◆ Exercise:
Write out every entry exactly as it appears.

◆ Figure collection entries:
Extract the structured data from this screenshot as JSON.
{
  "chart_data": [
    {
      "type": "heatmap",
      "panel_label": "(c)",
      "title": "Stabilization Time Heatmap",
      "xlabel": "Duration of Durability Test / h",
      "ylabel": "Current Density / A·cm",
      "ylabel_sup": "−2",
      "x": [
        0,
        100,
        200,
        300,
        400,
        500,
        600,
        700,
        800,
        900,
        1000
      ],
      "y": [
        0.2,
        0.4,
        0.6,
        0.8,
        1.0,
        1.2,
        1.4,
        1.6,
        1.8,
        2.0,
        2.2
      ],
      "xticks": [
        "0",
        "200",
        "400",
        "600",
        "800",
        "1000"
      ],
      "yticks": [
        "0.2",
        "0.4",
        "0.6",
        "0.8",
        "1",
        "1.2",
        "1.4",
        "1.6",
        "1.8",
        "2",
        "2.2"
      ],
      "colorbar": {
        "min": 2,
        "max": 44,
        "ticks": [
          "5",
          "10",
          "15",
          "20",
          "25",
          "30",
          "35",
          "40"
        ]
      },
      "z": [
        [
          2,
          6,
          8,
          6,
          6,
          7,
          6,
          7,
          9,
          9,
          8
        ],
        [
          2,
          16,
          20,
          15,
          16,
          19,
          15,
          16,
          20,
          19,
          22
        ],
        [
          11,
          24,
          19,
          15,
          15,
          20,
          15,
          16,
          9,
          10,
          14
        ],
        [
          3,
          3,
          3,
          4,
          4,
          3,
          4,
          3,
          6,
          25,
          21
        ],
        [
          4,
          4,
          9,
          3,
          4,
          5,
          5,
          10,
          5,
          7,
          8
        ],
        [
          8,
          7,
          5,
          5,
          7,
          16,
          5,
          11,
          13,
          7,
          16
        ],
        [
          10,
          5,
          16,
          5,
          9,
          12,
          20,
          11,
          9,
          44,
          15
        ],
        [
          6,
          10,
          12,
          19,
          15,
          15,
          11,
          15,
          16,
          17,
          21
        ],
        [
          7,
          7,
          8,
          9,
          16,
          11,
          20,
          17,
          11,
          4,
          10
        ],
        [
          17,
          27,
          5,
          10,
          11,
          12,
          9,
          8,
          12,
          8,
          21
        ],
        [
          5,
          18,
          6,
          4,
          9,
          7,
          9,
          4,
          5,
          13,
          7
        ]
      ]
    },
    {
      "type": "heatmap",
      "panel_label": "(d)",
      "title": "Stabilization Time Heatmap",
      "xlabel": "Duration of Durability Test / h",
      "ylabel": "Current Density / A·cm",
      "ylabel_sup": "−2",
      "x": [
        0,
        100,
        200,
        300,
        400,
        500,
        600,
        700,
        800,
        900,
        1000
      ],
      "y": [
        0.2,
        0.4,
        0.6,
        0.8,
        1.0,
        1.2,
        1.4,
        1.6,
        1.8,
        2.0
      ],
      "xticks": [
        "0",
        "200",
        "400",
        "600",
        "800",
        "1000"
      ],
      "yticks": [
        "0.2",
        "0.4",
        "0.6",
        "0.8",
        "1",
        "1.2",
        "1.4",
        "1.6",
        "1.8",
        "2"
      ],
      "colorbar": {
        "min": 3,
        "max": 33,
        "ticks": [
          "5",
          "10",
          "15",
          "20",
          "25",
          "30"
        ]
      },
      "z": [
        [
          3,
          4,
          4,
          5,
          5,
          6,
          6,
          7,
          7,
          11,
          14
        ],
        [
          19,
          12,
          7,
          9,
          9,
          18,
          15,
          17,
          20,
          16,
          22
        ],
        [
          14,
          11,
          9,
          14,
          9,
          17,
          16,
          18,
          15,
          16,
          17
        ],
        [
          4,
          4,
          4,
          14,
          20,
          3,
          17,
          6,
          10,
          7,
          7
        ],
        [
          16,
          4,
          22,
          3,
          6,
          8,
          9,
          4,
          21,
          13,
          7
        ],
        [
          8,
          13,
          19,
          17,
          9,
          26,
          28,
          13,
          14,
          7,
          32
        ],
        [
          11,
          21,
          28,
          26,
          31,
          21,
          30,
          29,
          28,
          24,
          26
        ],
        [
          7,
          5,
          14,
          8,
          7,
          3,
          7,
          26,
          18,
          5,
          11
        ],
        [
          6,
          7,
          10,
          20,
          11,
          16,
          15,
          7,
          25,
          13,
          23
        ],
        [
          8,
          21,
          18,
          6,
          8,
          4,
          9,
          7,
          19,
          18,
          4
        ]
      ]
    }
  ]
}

◆ Task result:
Extract the structured data from this screenshot as JSON.
{
  "chart_data": [
    {
      "type": "heatmap",
      "panel_label": "(c)",
      "title": "Stabilization Time Heatmap",
      "xlabel": "Duration of Durability Test / h",
      "ylabel": "Current Density / A·cm",
      "ylabel_sup": "−2",
      "x": [
        0,
        100,
        200,
        300,
        400,
        500,
        600,
        700,
        800,
        900,
        1000
      ],
      "y": [
        0.2,
        0.4,
        0.6,
        0.8,
        1.0,
        1.2,
        1.4,
        1.6,
        1.8,
        2.0,
        2.2
      ],
      "xticks": [
        "0",
        "200",
        "400",
        "600",
        "800",
        "1000"
      ],
      "yticks": [
        "0.2",
        "0.4",
        "0.6",
        "0.8",
        "1",
        "1.2",
        "1.4",
        "1.6",
        "1.8",
        "2",
        "2.2"
      ],
      "colorbar": {
        "min": 2,
        "max": 44,
        "ticks": [
          "5",
          "10",
          "15",
          "20",
          "25",
          "30",
          "35",
          "40"
        ]
      },
      "z": [
        [
          2,
          6,
          8,
          6,
          6,
          7,
          6,
          7,
          9,
          9,
          8
        ],
        [
          2,
          16,
          20,
          15,
          16,
          19,
          15,
          16,
          20,
          19,
          22
        ],
        [
          11,
          24,
          19,
          15,
          15,
          20,
          15,
          16,
          9,
          10,
          14
        ],
        [
          3,
          3,
          3,
          4,
          4,
          3,
          4,
          3,
          6,
          25,
          21
        ],
        [
          4,
          4,
          9,
          3,
          4,
          5,
          5,
          10,
          5,
          7,
          8
        ],
        [
          8,
          7,
          5,
          5,
          7,
          16,
          5,
          11,
          13,
          7,
          16
        ],
        [
          10,
          5,
          16,
          5,
          9,
          12,
          20,
          11,
          9,
          44,
          15
        ],
        [
          6,
          10,
          12,
          19,
          15,
          15,
          11,
          15,
          16,
          17,
          21
        ],
        [
          7,
          7,
          8,
          9,
          16,
          11,
          20,
          17,
          11,
          4,
          10
        ],
        [
          17,
          27,
          5,
          10,
          11,
          12,
          9,
          8,
          12,
          8,
          21
        ],
        [
          5,
          18,
          6,
          4,
          9,
          7,
          9,
          4,
          5,
          13,
          7
        ]
      ]
    },
    {
      "type": "heatmap",
      "panel_label": "(d)",
      "title": "Stabilization Time Heatmap",
      "xlabel": "Duration of Durability Test / h",
      "ylabel": "Current Density / A·cm",
      "ylabel_sup": "−2",
      "x": [
        0,
        100,
        200,
        300,
        400,
        500,
        600,
        700,
        800,
        900,
        1000
      ],
      "y": [
        0.2,
        0.4,
        0.6,
        0.8,
        1.0,
        1.2,
        1.4,
        1.6,
        1.8,
        2.0
      ],
      "xticks": [
        "0",
        "200",
        "400",
        "600",
        "800",
        "1000"
      ],
      "yticks": [
        "0.2",
        "0.4",
        "0.6",
        "0.8",
        "1",
        "1.2",
        "1.4",
        "1.6",
        "1.8",
        "2"
      ],
      "colorbar": {
        "min": 3,
        "max": 33,
        "ticks": [
          "5",
          "10",
          "15",
          "20",
          "25",
          "30"
        ]
      },
      "z": [
        [
          3,
          4,
          4,
          5,
          5,
          6,
          6,
          7,
          7,
          11,
          14
        ],
        [
          19,
          12,
          7,
          9,
          9,
          18,
          15,
          17,
          20,
          16,
          22
        ],
        [
          14,
          11,
          9,
          14,
          9,
          17,
          16,
          18,
          15,
          16,
          17
        ],
        [
          4,
          4,
          4,
          14,
          20,
          3,
          17,
          6,
          10,
          7,
          7
        ],
        [
          16,
          4,
          22,
          3,
          6,
          8,
          9,
          4,
          21,
          13,
          7
        ],
        [
          8,
          13,
          19,
          17,
          9,
          26,
          28,
          13,
          14,
          7,
          32
        ],
        [
          11,
          21,
          28,
          26,
          31,
          21,
          30,
          29,
          28,
          24,
          26
        ],
        [
          7,
          5,
          14,
          8,
          7,
          3,
          7,
          26,
          18,
          5,
          11
        ],
        [
          6,
          7,
          10,
          20,
          11,
          16,
          15,
          7,
          25,
          13,
          23
        ],
        [
          8,
          21,
          18,
          6,
          8,
          4,
          9,
          7,
          19,
          18,
          4
        ]
      ]
    }
  ]
}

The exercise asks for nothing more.